**WHAT IS EXPECTED**
What follows is a block of records; restate each one word for word.

**DATA FOR THIS EXERCISE**

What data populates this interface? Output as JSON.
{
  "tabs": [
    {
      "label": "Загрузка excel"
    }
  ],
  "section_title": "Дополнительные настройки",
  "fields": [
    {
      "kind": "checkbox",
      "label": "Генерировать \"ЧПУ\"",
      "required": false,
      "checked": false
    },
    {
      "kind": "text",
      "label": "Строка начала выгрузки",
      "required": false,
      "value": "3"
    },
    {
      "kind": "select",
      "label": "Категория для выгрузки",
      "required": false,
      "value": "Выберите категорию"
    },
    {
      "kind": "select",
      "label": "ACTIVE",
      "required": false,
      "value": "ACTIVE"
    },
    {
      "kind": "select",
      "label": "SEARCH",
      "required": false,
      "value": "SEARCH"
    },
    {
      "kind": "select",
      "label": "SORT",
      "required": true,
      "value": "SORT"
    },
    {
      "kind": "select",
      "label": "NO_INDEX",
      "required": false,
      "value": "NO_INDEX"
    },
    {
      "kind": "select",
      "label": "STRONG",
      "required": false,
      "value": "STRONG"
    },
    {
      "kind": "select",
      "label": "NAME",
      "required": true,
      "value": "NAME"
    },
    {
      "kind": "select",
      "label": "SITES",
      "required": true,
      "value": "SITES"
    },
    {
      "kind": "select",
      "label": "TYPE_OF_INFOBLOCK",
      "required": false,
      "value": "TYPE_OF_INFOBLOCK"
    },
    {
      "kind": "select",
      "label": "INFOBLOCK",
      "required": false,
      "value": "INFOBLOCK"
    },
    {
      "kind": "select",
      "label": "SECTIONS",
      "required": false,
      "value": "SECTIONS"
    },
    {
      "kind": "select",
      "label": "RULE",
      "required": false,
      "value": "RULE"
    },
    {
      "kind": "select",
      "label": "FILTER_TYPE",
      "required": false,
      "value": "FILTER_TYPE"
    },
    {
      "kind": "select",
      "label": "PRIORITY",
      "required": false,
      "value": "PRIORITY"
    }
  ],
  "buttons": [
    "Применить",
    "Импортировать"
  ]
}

**ANSWER BELOW**
What data populates this interface? Output as JSON.
{
  "tabs": [
    {
      "label": "Загрузка excel"
    }
  ],
  "section_title": "Дополнительные настройки",
  "fields": [
    {
      "kind": "checkbox",
      "label": "Генерировать \"ЧПУ\"",
      "required": false,
      "checked": false
    },
    {
      "kind": "text",
      "label": "Строка начала выгрузки",
      "required": false,
      "value": "3"
    },
    {
      "kind": "select",
      "label": "Категория для выгрузки",
      "required": false,
      "value": "Выберите категорию"
    },
    {
      "kind": "select",
      "label": "ACTIVE",
      "required": false,
      "value": "ACTIVE"
    },
    {
      "kind": "select",
      "label": "SEARCH",
      "required": false,
      "value": "SEARCH"
    },
    {
      "kind": "select",
      "label": "SORT",
      "required": true,
      "value": "SORT"
    },
    {
      "kind": "select",
      "label": "NO_INDEX",
      "required": false,
      "value": "NO_INDEX"
    },
    {
      "kind": "select",
      "label": "STRONG",
      "required": false,
      "value": "STRONG"
    },
    {
      "kind": "select",
      "label": "NAME",
      "required": true,
      "value": "NAME"
    },
    {
      "kind": "select",
      "label": "SITES",
      "required": true,
      "value": "SITES"
    },
    {
      "kind": "select",
      "label": "TYPE_OF_INFOBLOCK",
      "required": false,
      "value": "TYPE_OF_INFOBLOCK"
    },
    {
      "kind": "select",
      "label": "INFOBLOCK",
      "required": false,
      "value": "INFOBLOCK"
    },
    {
      "kind": "select",
      "label": "SECTIONS",
      "required": false,
      "value": "SECTIONS"
    },
    {
      "kind": "select",
      "label": "RULE",
      "required": false,
      "value": "RULE"
    },
    {
      "kind": "select",
      "label": "FILTER_TYPE",
      "required": false,
      "value": "FILTER_TYPE"
    },
    {
      "kind": "select",
      "label": "PRIORITY",
      "required": false,
      "value": "PRIORITY"
    }
  ],
  "buttons": [
    "Применить",
    "Импортировать"
  ]
}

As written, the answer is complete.